-- DATA FOR PROCESSING --
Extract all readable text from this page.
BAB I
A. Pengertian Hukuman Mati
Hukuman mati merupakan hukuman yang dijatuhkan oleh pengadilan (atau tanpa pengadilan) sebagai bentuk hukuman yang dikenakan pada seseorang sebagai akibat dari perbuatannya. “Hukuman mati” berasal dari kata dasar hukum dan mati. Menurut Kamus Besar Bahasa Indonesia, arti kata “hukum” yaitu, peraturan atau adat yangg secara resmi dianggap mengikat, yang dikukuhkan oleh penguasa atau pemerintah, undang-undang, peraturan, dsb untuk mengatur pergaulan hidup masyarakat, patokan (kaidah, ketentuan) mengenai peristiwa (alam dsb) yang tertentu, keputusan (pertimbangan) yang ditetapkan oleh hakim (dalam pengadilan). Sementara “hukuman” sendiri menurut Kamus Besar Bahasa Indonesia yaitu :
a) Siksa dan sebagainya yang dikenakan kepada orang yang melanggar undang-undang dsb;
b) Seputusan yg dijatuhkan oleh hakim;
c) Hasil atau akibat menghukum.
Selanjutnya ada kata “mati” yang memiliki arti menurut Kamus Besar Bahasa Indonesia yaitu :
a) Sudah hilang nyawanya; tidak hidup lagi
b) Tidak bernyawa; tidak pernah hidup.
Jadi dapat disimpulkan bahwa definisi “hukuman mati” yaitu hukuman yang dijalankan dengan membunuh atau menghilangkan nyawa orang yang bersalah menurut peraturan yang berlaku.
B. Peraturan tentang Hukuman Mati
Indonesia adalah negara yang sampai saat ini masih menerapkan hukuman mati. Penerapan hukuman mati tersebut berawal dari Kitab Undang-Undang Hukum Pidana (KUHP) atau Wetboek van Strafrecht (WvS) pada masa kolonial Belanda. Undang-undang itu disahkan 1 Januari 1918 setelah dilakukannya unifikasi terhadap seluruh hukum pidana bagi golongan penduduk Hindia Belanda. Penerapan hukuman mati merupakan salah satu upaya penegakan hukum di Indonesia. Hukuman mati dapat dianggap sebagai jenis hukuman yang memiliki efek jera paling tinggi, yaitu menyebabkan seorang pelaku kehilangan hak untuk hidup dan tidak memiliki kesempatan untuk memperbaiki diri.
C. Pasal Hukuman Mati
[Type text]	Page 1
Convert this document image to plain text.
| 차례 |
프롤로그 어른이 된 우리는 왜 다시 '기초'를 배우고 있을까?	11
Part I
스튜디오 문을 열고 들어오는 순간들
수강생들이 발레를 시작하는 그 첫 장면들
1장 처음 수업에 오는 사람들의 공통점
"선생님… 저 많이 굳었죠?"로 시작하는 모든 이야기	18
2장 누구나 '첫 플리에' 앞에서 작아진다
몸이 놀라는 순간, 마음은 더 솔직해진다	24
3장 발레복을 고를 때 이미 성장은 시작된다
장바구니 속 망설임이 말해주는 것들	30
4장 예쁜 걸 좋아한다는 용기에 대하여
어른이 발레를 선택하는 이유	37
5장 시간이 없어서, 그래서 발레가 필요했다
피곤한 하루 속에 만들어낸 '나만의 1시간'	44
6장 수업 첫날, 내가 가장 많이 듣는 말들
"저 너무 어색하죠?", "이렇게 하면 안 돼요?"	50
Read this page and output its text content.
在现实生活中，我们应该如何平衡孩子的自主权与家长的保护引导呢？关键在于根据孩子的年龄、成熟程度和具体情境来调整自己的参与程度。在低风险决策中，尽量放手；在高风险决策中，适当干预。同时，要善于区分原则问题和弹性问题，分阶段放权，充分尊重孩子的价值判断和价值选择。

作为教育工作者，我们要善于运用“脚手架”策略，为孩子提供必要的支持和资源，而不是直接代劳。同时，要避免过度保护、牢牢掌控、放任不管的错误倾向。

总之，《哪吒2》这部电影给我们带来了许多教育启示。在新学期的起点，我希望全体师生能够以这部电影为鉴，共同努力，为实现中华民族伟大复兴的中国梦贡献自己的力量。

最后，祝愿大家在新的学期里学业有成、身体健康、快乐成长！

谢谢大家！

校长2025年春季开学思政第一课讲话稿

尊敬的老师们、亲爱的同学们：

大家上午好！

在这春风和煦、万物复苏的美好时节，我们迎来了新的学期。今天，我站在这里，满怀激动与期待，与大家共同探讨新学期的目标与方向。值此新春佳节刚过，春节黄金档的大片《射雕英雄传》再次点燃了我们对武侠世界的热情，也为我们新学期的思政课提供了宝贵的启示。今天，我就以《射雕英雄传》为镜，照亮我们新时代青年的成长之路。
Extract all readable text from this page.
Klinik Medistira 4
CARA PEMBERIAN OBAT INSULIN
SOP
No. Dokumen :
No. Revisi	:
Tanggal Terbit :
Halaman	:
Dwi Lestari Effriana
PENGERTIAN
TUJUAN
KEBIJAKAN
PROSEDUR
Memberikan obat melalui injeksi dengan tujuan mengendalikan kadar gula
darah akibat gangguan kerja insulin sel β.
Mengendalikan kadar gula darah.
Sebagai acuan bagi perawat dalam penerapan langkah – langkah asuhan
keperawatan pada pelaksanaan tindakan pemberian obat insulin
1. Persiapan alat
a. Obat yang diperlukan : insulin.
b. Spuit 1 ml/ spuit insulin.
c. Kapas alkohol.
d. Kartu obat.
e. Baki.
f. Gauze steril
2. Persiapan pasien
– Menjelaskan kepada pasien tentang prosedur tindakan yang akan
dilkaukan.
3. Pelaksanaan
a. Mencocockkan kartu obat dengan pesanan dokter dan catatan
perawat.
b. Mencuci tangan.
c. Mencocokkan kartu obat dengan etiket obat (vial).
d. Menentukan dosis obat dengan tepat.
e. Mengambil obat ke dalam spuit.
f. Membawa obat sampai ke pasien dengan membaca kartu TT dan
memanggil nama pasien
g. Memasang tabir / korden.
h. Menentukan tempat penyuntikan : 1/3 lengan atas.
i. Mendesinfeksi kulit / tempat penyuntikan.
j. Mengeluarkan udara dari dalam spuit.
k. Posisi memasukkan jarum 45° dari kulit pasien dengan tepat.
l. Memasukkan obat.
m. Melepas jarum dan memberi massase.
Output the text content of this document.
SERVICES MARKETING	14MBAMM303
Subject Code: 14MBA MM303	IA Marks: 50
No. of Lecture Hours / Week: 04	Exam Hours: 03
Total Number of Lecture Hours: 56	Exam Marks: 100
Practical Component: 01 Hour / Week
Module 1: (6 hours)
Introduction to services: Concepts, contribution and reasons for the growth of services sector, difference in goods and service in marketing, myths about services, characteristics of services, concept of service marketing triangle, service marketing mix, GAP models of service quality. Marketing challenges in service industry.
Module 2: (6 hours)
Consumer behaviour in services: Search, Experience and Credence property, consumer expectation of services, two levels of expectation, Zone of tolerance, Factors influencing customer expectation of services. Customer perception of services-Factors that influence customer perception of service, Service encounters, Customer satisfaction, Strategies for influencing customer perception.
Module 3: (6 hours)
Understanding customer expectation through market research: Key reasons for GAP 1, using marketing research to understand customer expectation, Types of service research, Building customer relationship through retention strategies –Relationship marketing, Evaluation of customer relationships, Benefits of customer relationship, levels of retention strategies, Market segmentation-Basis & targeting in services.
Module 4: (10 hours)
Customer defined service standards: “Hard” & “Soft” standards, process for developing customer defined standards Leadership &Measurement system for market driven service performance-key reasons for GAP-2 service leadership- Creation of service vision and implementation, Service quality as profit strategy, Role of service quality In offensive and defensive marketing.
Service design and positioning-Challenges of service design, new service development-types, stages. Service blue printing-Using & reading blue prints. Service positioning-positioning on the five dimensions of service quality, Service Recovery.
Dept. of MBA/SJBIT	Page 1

-- WORK INSTRUCTIONS --
All of the lines above need to be given again exactly.

-- TASK RESULT --
Extract all readable text from this page.
BAB I
A. Pengertian Hukuman Mati
Hukuman mati merupakan hukuman yang dijatuhkan oleh pengadilan (atau tanpa pengadilan) sebagai bentuk hukuman yang dikenakan pada seseorang sebagai akibat dari perbuatannya. “Hukuman mati” berasal dari kata dasar hukum dan mati. Menurut Kamus Besar Bahasa Indonesia, arti kata “hukum” yaitu, peraturan atau adat yangg secara resmi dianggap mengikat, yang dikukuhkan oleh penguasa atau pemerintah, undang-undang, peraturan, dsb untuk mengatur pergaulan hidup masyarakat, patokan (kaidah, ketentuan) mengenai peristiwa (alam dsb) yang tertentu, keputusan (pertimbangan) yang ditetapkan oleh hakim (dalam pengadilan). Sementara “hukuman” sendiri menurut Kamus Besar Bahasa Indonesia yaitu :
a) Siksa dan sebagainya yang dikenakan kepada orang yang melanggar undang-undang dsb;
b) Seputusan yg dijatuhkan oleh hakim;
c) Hasil atau akibat menghukum.
Selanjutnya ada kata “mati” yang memiliki arti menurut Kamus Besar Bahasa Indonesia yaitu :
a) Sudah hilang nyawanya; tidak hidup lagi
b) Tidak bernyawa; tidak pernah hidup.
Jadi dapat disimpulkan bahwa definisi “hukuman mati” yaitu hukuman yang dijalankan dengan membunuh atau menghilangkan nyawa orang yang bersalah menurut peraturan yang berlaku.
B. Peraturan tentang Hukuman Mati
Indonesia adalah negara yang sampai saat ini masih menerapkan hukuman mati. Penerapan hukuman mati tersebut berawal dari Kitab Undang-Undang Hukum Pidana (KUHP) atau Wetboek van Strafrecht (WvS) pada masa kolonial Belanda. Undang-undang itu disahkan 1 Januari 1918 setelah dilakukannya unifikasi terhadap seluruh hukum pidana bagi golongan penduduk Hindia Belanda. Penerapan hukuman mati merupakan salah satu upaya penegakan hukum di Indonesia. Hukuman mati dapat dianggap sebagai jenis hukuman yang memiliki efek jera paling tinggi, yaitu menyebabkan seorang pelaku kehilangan hak untuk hidup dan tidak memiliki kesempatan untuk memperbaiki diri.
C. Pasal Hukuman Mati
[Type text]	Page 1
Convert this document image to plain text.
| 차례 |
프롤로그 어른이 된 우리는 왜 다시 '기초'를 배우고 있을까?	11
Part I
스튜디오 문을 열고 들어오는 순간들
수강생들이 발레를 시작하는 그 첫 장면들
1장 처음 수업에 오는 사람들의 공통점
"선생님… 저 많이 굳었죠?"로 시작하는 모든 이야기	18
2장 누구나 '첫 플리에' 앞에서 작아진다
몸이 놀라는 순간, 마음은 더 솔직해진다	24
3장 발레복을 고를 때 이미 성장은 시작된다
장바구니 속 망설임이 말해주는 것들	30
4장 예쁜 걸 좋아한다는 용기에 대하여
어른이 발레를 선택하는 이유	37
5장 시간이 없어서, 그래서 발레가 필요했다
피곤한 하루 속에 만들어낸 '나만의 1시간'	44
6장 수업 첫날, 내가 가장 많이 듣는 말들
"저 너무 어색하죠?", "이렇게 하면 안 돼요?"	50
Read this page and output its text content.
在现实生活中，我们应该如何平衡孩子的自主权与家长的保护引导呢？关键在于根据孩子的年龄、成熟程度和具体情境来调整自己的参与程度。在低风险决策中，尽量放手；在高风险决策中，适当干预。同时，要善于区分原则问题和弹性问题，分阶段放权，充分尊重孩子的价值判断和价值选择。

作为教育工作者，我们要善于运用“脚手架”策略，为孩子提供必要的支持和资源，而不是直接代劳。同时，要避免过度保护、牢牢掌控、放任不管的错误倾向。

总之，《哪吒2》这部电影给我们带来了许多教育启示。在新学期的起点，我希望全体师生能够以这部电影为鉴，共同努力，为实现中华民族伟大复兴的中国梦贡献自己的力量。

最后，祝愿大家在新的学期里学业有成、身体健康、快乐成长！

谢谢大家！

校长2025年春季开学思政第一课讲话稿

尊敬的老师们、亲爱的同学们：

大家上午好！

在这春风和煦、万物复苏的美好时节，我们迎来了新的学期。今天，我站在这里，满怀激动与期待，与大家共同探讨新学期的目标与方向。值此新春佳节刚过，春节黄金档的大片《射雕英雄传》再次点燃了我们对武侠世界的热情，也为我们新学期的思政课提供了宝贵的启示。今天，我就以《射雕英雄传》为镜，照亮我们新时代青年的成长之路。
Extract all readable text from this page.
Klinik Medistira 4
CARA PEMBERIAN OBAT INSULIN
SOP
No. Dokumen :
No. Revisi	:
Tanggal Terbit :
Halaman	:
Dwi Lestari Effriana
PENGERTIAN
TUJUAN
KEBIJAKAN
PROSEDUR
Memberikan obat melalui injeksi dengan tujuan mengendalikan kadar gula
darah akibat gangguan kerja insulin sel β.
Mengendalikan kadar gula darah.
Sebagai acuan bagi perawat dalam penerapan langkah – langkah asuhan
keperawatan pada pelaksanaan tindakan pemberian obat insulin
1. Persiapan alat
a. Obat yang diperlukan : insulin.
b. Spuit 1 ml/ spuit insulin.
c. Kapas alkohol.
d. Kartu obat.
e. Baki.
f. Gauze steril
2. Persiapan pasien
– Menjelaskan kepada pasien tentang prosedur tindakan yang akan
dilkaukan.
3. Pelaksanaan
a. Mencocockkan kartu obat dengan pesanan dokter dan catatan
perawat.
b. Mencuci tangan.
c. Mencocokkan kartu obat dengan etiket obat (vial).
d. Menentukan dosis obat dengan tepat.
e. Mengambil obat ke dalam spuit.
f. Membawa obat sampai ke pasien dengan membaca kartu TT dan
memanggil nama pasien
g. Memasang tabir / korden.
h. Menentukan tempat penyuntikan : 1/3 lengan atas.
i. Mendesinfeksi kulit / tempat penyuntikan.
j. Mengeluarkan udara dari dalam spuit.
k. Posisi memasukkan jarum 45° dari kulit pasien dengan tepat.
l. Memasukkan obat.
m. Melepas jarum dan memberi massase.
Output the text content of this document.
SERVICES MARKETING	14MBAMM303
Subject Code: 14MBA MM303	IA Marks: 50
No. of Lecture Hours / Week: 04	Exam Hours: 03
Total Number of Lecture Hours: 56	Exam Marks: 100
Practical Component: 01 Hour / Week
Module 1: (6 hours)
Introduction to services: Concepts, contribution and reasons for the growth of services sector, difference in goods and service in marketing, myths about services, characteristics of services, concept of service marketing triangle, service marketing mix, GAP models of service quality. Marketing challenges in service industry.
Module 2: (6 hours)
Consumer behaviour in services: Search, Experience and Credence property, consumer expectation of services, two levels of expectation, Zone of tolerance, Factors influencing customer expectation of services. Customer perception of services-Factors that influence customer perception of service, Service encounters, Customer satisfaction, Strategies for influencing customer perception.
Module 3: (6 hours)
Understanding customer expectation through market research: Key reasons for GAP 1, using marketing research to understand customer expectation, Types of service research, Building customer relationship through retention strategies –Relationship marketing, Evaluation of customer relationships, Benefits of customer relationship, levels of retention strategies, Market segmentation-Basis & targeting in services.
Module 4: (10 hours)
Customer defined service standards: “Hard” & “Soft” standards, process for developing customer defined standards Leadership &Measurement system for market driven service performance-key reasons for GAP-2 service leadership- Creation of service vision and implementation, Service quality as profit strategy, Role of service quality In offensive and defensive marketing.
Service design and positioning-Challenges of service design, new service development-types, stages. Service blue printing-Using & reading blue prints. Service positioning-positioning on the five dimensions of service quality, Service Recovery.
Dept. of MBA/SJBIT	Page 1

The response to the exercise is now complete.